# Task requirements
Search the data below for the string "Vella". Extract every line that contains it.

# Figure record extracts
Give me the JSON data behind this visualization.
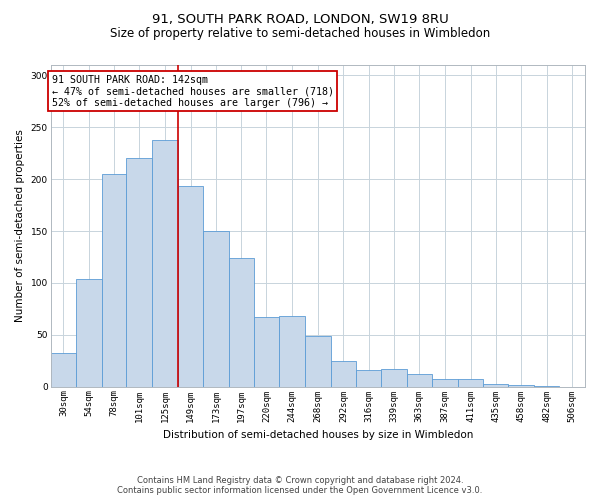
{
  "title1": "91, SOUTH PARK ROAD, LONDON, SW19 8RU",
  "title2": "Size of property relative to semi-detached houses in Wimbledon",
  "xlabel": "Distribution of semi-detached houses by size in Wimbledon",
  "ylabel": "Number of semi-detached properties",
  "footer1": "Contains HM Land Registry data © Crown copyright and database right 2024.",
  "footer2": "Contains public sector information licensed under the Open Government Licence v3.0.",
  "annotation_line1": "91 SOUTH PARK ROAD: 142sqm",
  "annotation_line2": "← 47% of semi-detached houses are smaller (718)",
  "annotation_line3": "52% of semi-detached houses are larger (796) →",
  "bar_labels": [
    "30sqm",
    "54sqm",
    "78sqm",
    "101sqm",
    "125sqm",
    "149sqm",
    "173sqm",
    "197sqm",
    "220sqm",
    "244sqm",
    "268sqm",
    "292sqm",
    "316sqm",
    "339sqm",
    "363sqm",
    "387sqm",
    "411sqm",
    "435sqm",
    "458sqm",
    "482sqm",
    "506sqm"
  ],
  "bar_values": [
    32,
    104,
    205,
    220,
    238,
    193,
    150,
    124,
    67,
    68,
    49,
    25,
    16,
    17,
    12,
    7,
    7,
    3,
    2,
    1,
    0
  ],
  "bar_edges": [
    30,
    54,
    78,
    101,
    125,
    149,
    173,
    197,
    220,
    244,
    268,
    292,
    316,
    339,
    363,
    387,
    411,
    435,
    458,
    482,
    506
  ],
  "bar_color": "#c8d8ea",
  "bar_edgecolor": "#5b9bd5",
  "vline_color": "#cc0000",
  "vline_x": 149,
  "ylim": [
    0,
    310
  ],
  "yticks": [
    0,
    50,
    100,
    150,
    200,
    250,
    300
  ],
  "grid_color": "#c8d4dc",
  "annotation_box_color": "#cc0000",
  "title_fontsize": 9.5,
  "subtitle_fontsize": 8.5,
  "axis_label_fontsize": 7.5,
  "tick_fontsize": 6.5,
  "annotation_fontsize": 7.2,
  "footer_fontsize": 6.0
}
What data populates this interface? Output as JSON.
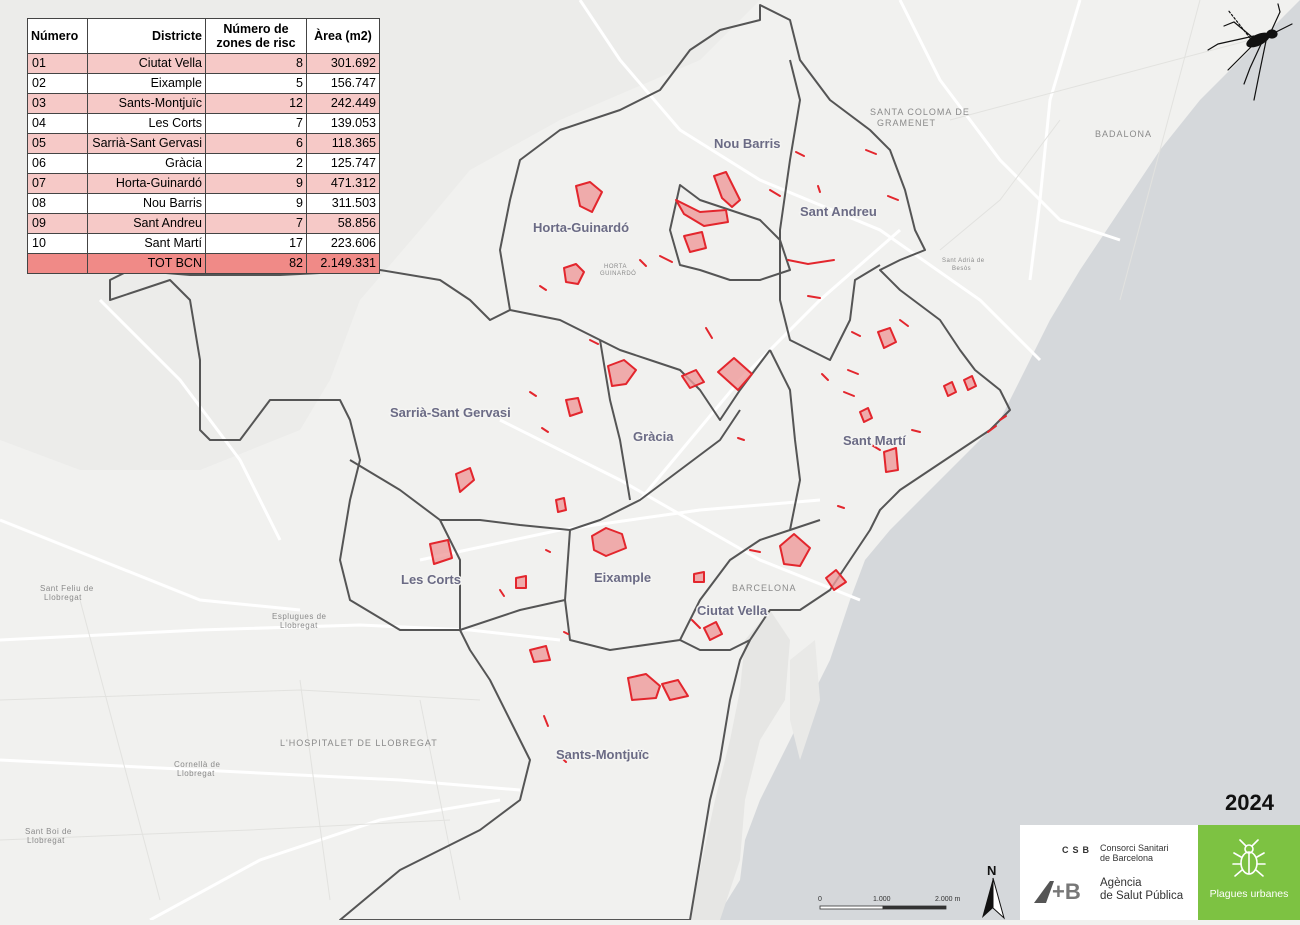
{
  "table": {
    "headers": {
      "number": "Número",
      "district": "Districte",
      "zones_line1": "Número de",
      "zones_line2": "zones de risc",
      "area": "Àrea (m2)"
    },
    "rows": [
      {
        "number": "01",
        "district": "Ciutat Vella",
        "zones": "8",
        "area": "301.692"
      },
      {
        "number": "02",
        "district": "Eixample",
        "zones": "5",
        "area": "156.747"
      },
      {
        "number": "03",
        "district": "Sants-Montjuïc",
        "zones": "12",
        "area": "242.449"
      },
      {
        "number": "04",
        "district": "Les Corts",
        "zones": "7",
        "area": "139.053"
      },
      {
        "number": "05",
        "district": "Sarrià-Sant Gervasi",
        "zones": "6",
        "area": "118.365"
      },
      {
        "number": "06",
        "district": "Gràcia",
        "zones": "2",
        "area": "125.747"
      },
      {
        "number": "07",
        "district": "Horta-Guinardó",
        "zones": "9",
        "area": "471.312"
      },
      {
        "number": "08",
        "district": "Nou Barris",
        "zones": "9",
        "area": "311.503"
      },
      {
        "number": "09",
        "district": "Sant Andreu",
        "zones": "7",
        "area": "58.856"
      },
      {
        "number": "10",
        "district": "Sant Martí",
        "zones": "17",
        "area": "223.606"
      }
    ],
    "total": {
      "number": "",
      "district": "TOT BCN",
      "zones": "82",
      "area": "2.149.331"
    }
  },
  "districts": {
    "nou_barris": "Nou Barris",
    "sant_andreu": "Sant Andreu",
    "horta_guinardo": "Horta-Guinardó",
    "sarria_sant_gervasi": "Sarrià-Sant Gervasi",
    "gracia": "Gràcia",
    "sant_marti": "Sant Martí",
    "les_corts": "Les Corts",
    "eixample": "Eixample",
    "ciutat_vella": "Ciutat Vella",
    "sants_montjuic": "Sants-Montjuïc"
  },
  "places": {
    "santa_coloma_1": "SANTA COLOMA DE",
    "santa_coloma_2": "GRAMENET",
    "badalona": "BADALONA",
    "barcelona": "BARCELONA",
    "hospitalet": "L'HOSPITALET DE LLOBREGAT",
    "sant_feliu_1": "Sant Feliu de",
    "sant_feliu_2": "Llobregat",
    "esplugues_1": "Esplugues de",
    "esplugues_2": "Llobregat",
    "cornella_1": "Cornellà de",
    "cornella_2": "Llobregat",
    "sant_boi_1": "Sant Boi de",
    "sant_boi_2": "Llobregat",
    "horta": "HORTA",
    "guinardo": "GUINARDÓ",
    "sant_adria_1": "Sant Adrià de",
    "sant_adria_2": "Besòs"
  },
  "year": "2024",
  "logos": {
    "csb_abbr": "CSB",
    "csb_name_1": "Consorci Sanitari",
    "csb_name_2": "de Barcelona",
    "asp_mark": "+B",
    "asp_name_1": "Agència",
    "asp_name_2": "de Salut Pública",
    "plagues": "Plagues urbanes"
  },
  "scale": {
    "l0": "0",
    "l1": "1.000",
    "l2": "2.000 m"
  },
  "north": "N",
  "colors": {
    "sea": "#d5d8db",
    "land": "#f1f1ef",
    "district_border": "#555555",
    "risk_fill": "#ef9a9a",
    "risk_stroke": "#e3262d",
    "table_odd": "#f6c9c7",
    "table_total": "#f08a87",
    "plagues_green": "#7dc242"
  },
  "icons": [
    "mosquito-icon",
    "north-arrow-icon",
    "bug-icon"
  ]
}
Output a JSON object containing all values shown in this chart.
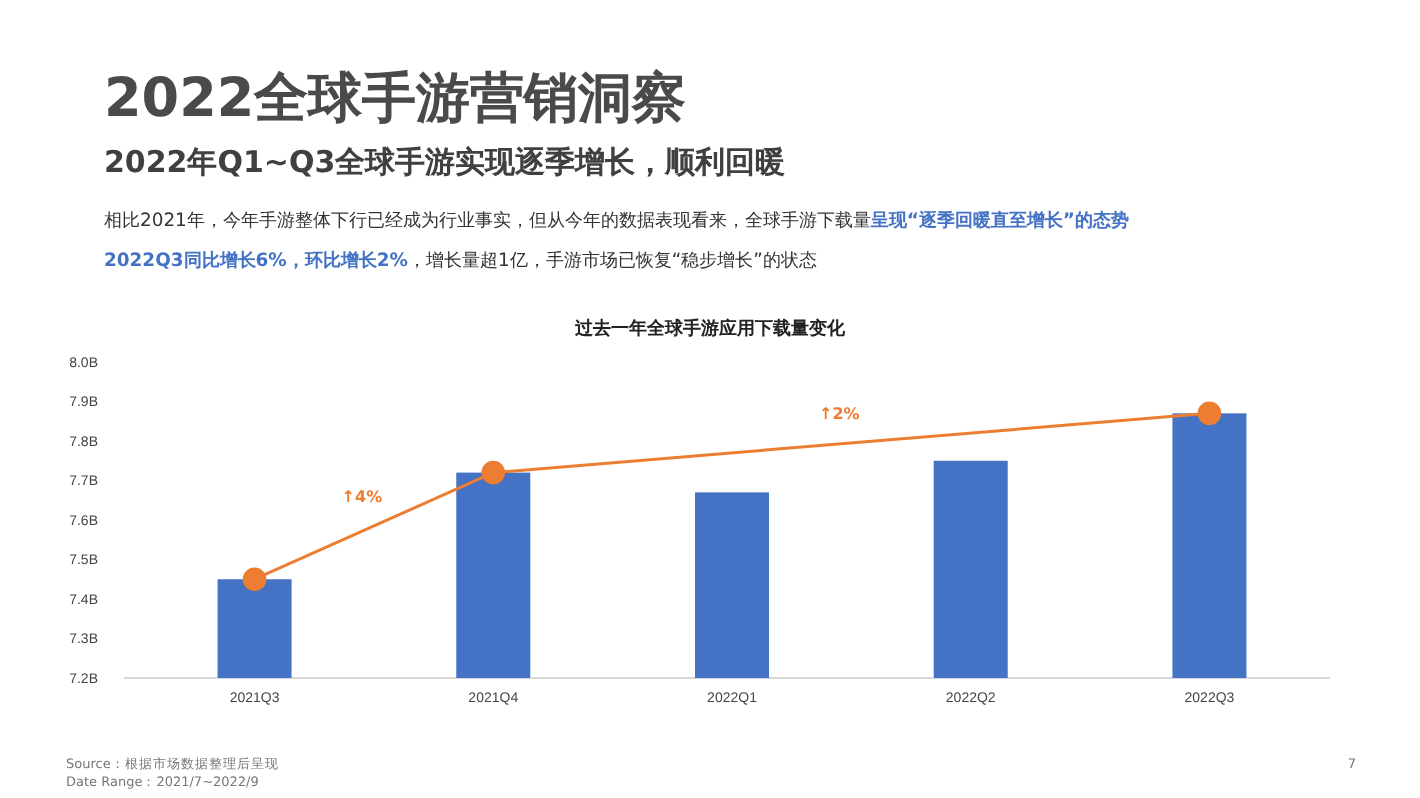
{
  "chart_data": {
    "type": "bar",
    "title": "2022全球手游营销洞察",
    "subtitle": "2022年Q1~Q3全球手游实现逐季增长，顺利回暖",
    "categories": [
      "2021Q3",
      "2021Q4",
      "2022Q1",
      "2022Q2",
      "2022Q3"
    ],
    "series": [
      {
        "color": "#4472c4",
        "values": [
          7.45,
          7.72,
          7.67,
          7.75,
          7.87
        ]
      },
      {
        "type": "line",
        "color": "#ed7d31",
        "values": [
          7.45,
          7.72,
          null,
          null,
          7.87
        ],
        "marker": "circle"
      }
    ],
    "ylim": [
      7.2,
      8.0
    ],
    "yticks": [
      {
        "value": 7.2,
        "label": "7.2B"
      },
      {
        "value": 7.3,
        "label": "7.3B"
      },
      {
        "value": 7.4,
        "label": "7.4B"
      },
      {
        "value": 7.5,
        "label": "7.5B"
      },
      {
        "value": 7.6,
        "label": "7.6B"
      },
      {
        "value": 7.7,
        "label": "7.7B"
      },
      {
        "value": 7.8,
        "label": "7.8B"
      },
      {
        "value": 7.9,
        "label": "7.9B"
      },
      {
        "value": 8.0,
        "label": "8.0B"
      }
    ],
    "grid": false,
    "annotations": [
      "过去一年全球手游应用下载量变化",
      "相比2021年，今年手游整体下行已经成为行业事实，但从今年的数据表现看来，全球手游下载量",
      "呈现“逐季回暖直至增长”的态势",
      "2022Q3同比增长6%，环比增长2%",
      "，增长量超1亿，手游市场已恢复“稳步增长”的状态",
      "↑4%",
      "↑2%",
      "Source：根据市场数据整理后呈现",
      "Date Range：2021/7~2022/9",
      "7"
    ]
  }
}
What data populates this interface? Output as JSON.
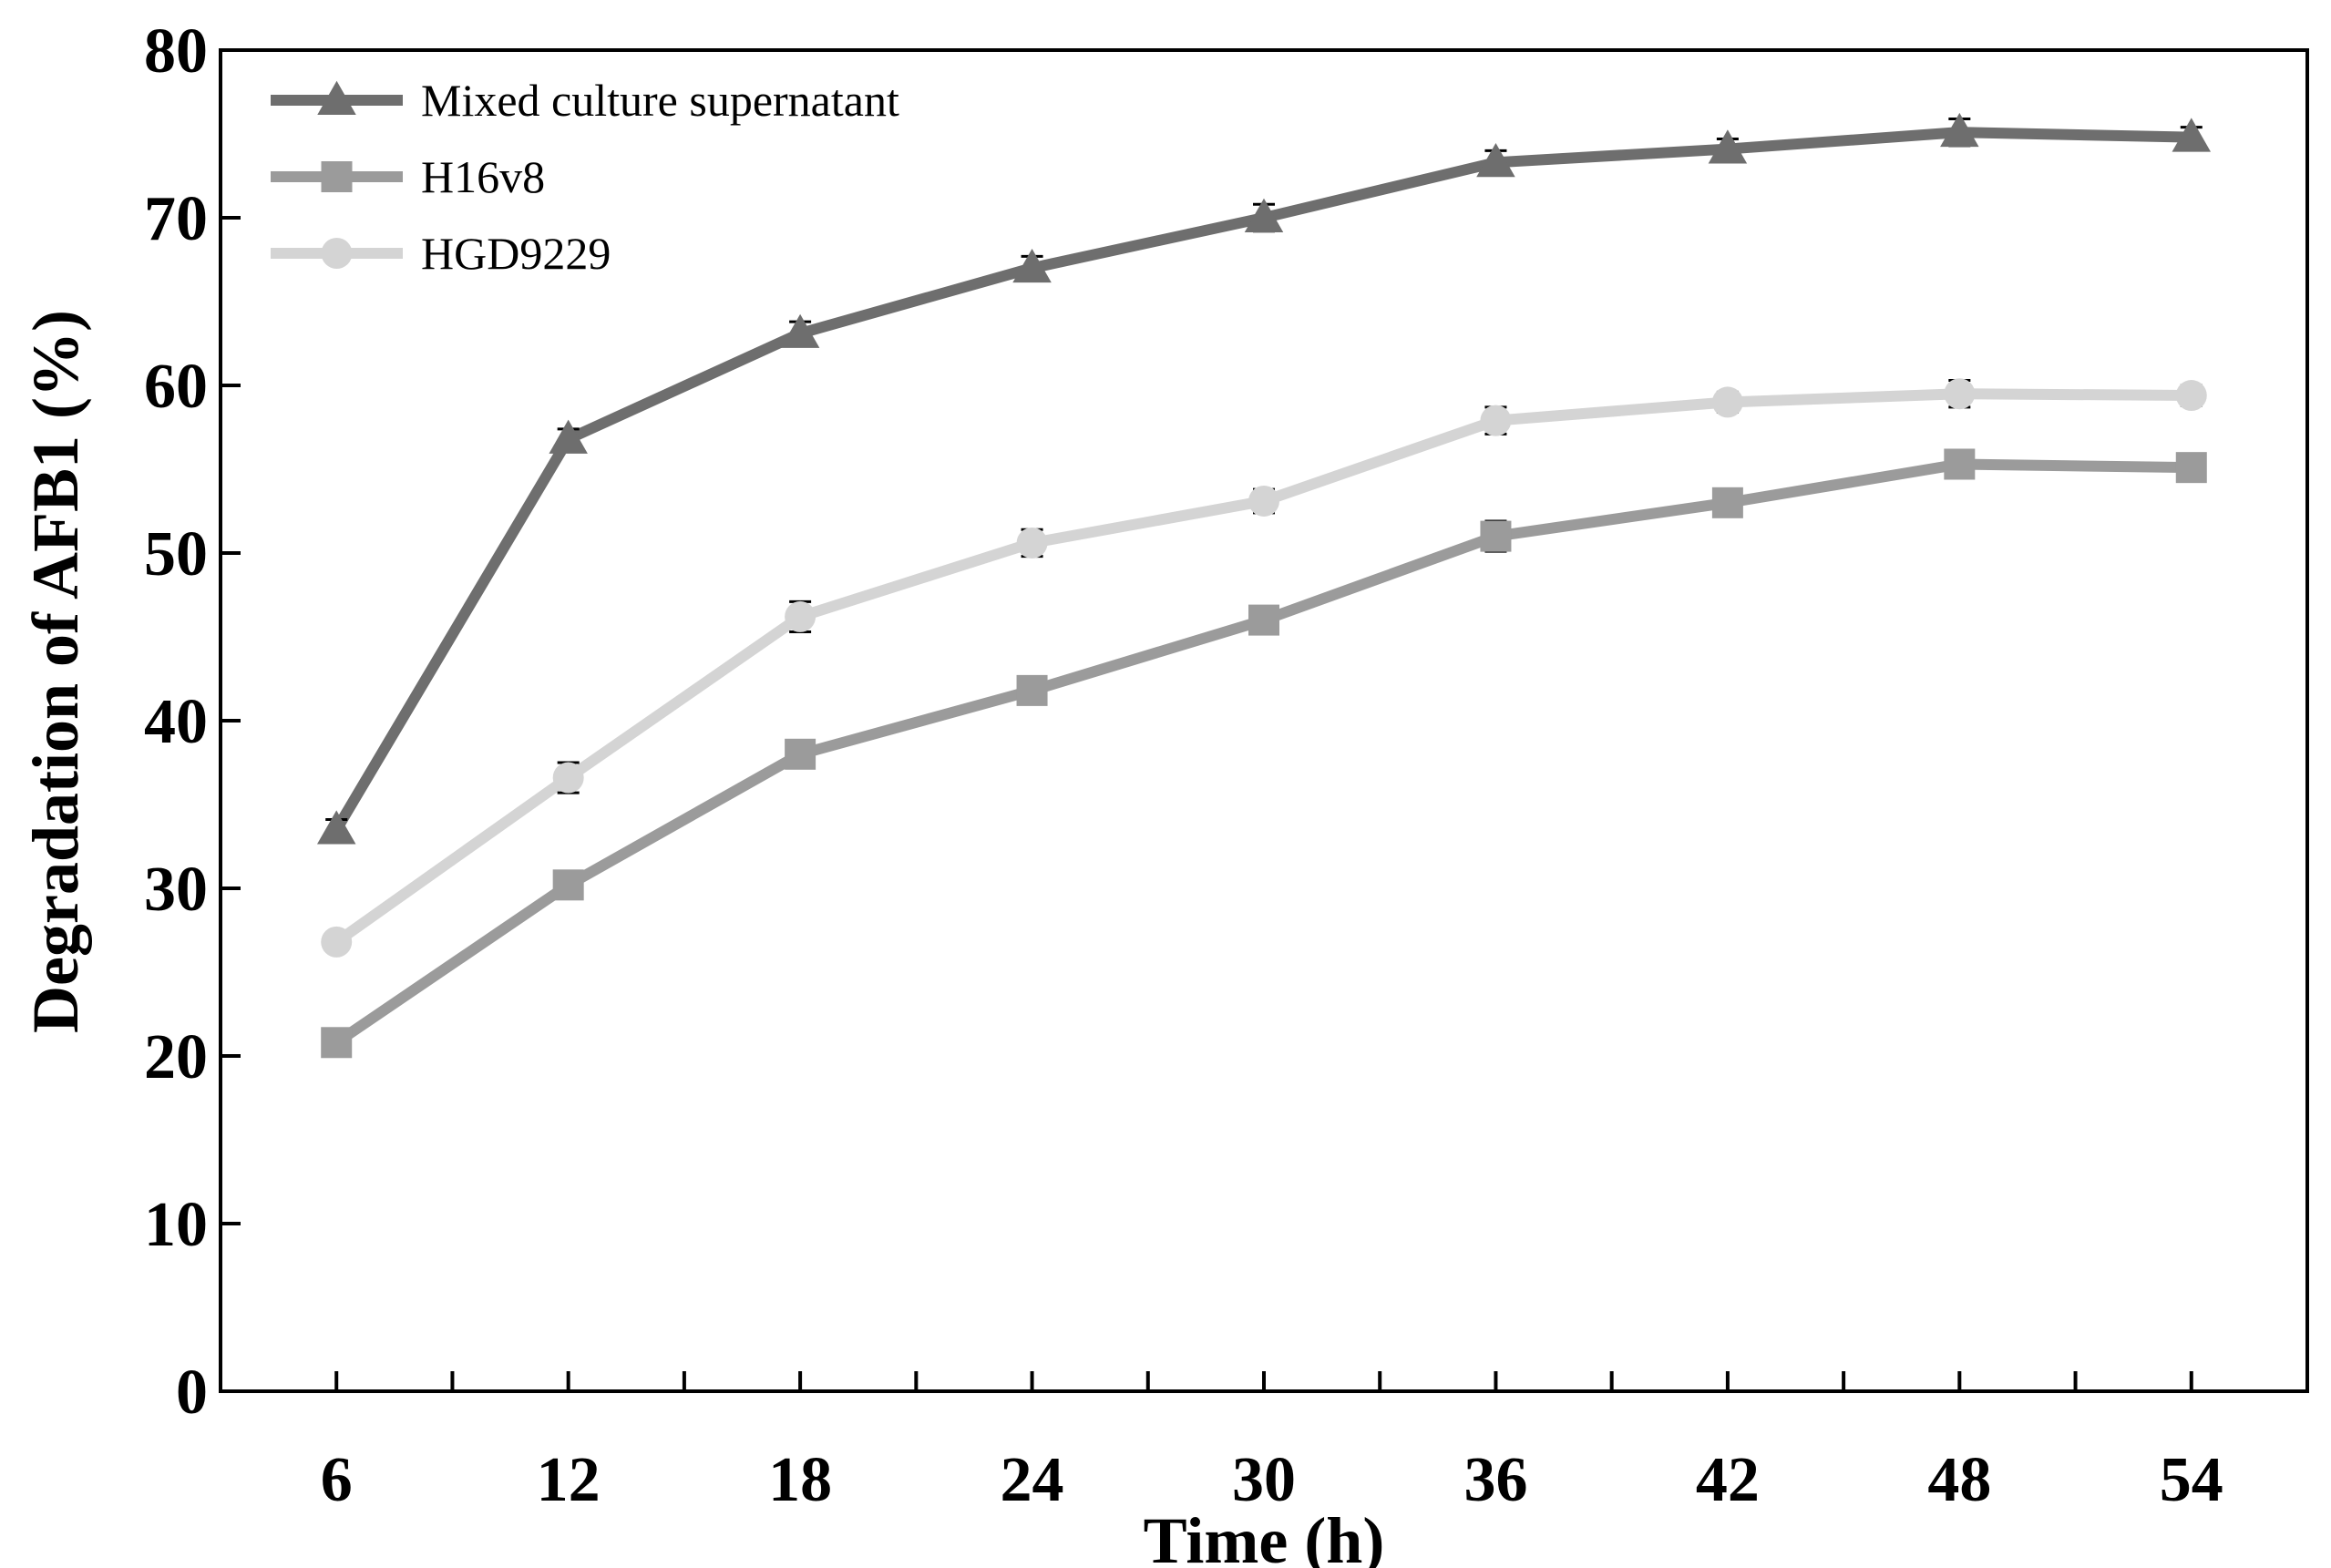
{
  "chart_data": {
    "type": "line",
    "title": "",
    "xlabel": "Time (h)",
    "ylabel": "Degradation of AFB1 (%)",
    "x": [
      6,
      12,
      18,
      24,
      30,
      36,
      42,
      48,
      54
    ],
    "xlim": [
      3,
      57
    ],
    "ylim": [
      0,
      80
    ],
    "yticks": [
      0,
      10,
      20,
      30,
      40,
      50,
      60,
      70,
      80
    ],
    "legend_position": "top-left",
    "grid": false,
    "series": [
      {
        "name": "Mixed culture supernatant",
        "marker": "triangle",
        "color": "#6e6e6e",
        "values": [
          33.5,
          56.8,
          63.1,
          67.0,
          70.0,
          73.3,
          74.1,
          75.1,
          74.8
        ],
        "errors": [
          0.6,
          0.6,
          0.7,
          0.7,
          0.8,
          0.7,
          0.6,
          0.8,
          0.6
        ]
      },
      {
        "name": "H16v8",
        "marker": "square",
        "color": "#9b9b9b",
        "values": [
          20.8,
          30.2,
          38.0,
          41.8,
          46.0,
          51.0,
          53.0,
          55.3,
          55.1
        ],
        "errors": [
          0.5,
          0.7,
          0.6,
          0.6,
          0.6,
          0.9,
          0.6,
          0.7,
          0.6
        ]
      },
      {
        "name": "HGD9229",
        "marker": "circle",
        "color": "#d4d4d4",
        "values": [
          26.8,
          36.6,
          46.2,
          50.6,
          53.1,
          57.9,
          59.0,
          59.5,
          59.4
        ],
        "errors": [
          0.5,
          0.9,
          0.9,
          0.8,
          0.7,
          0.8,
          0.6,
          0.8,
          0.6
        ]
      }
    ]
  }
}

# Solved exercise
        "district": "Ciutat Vella",
    "ciutat_vella": "Ciutat Vella",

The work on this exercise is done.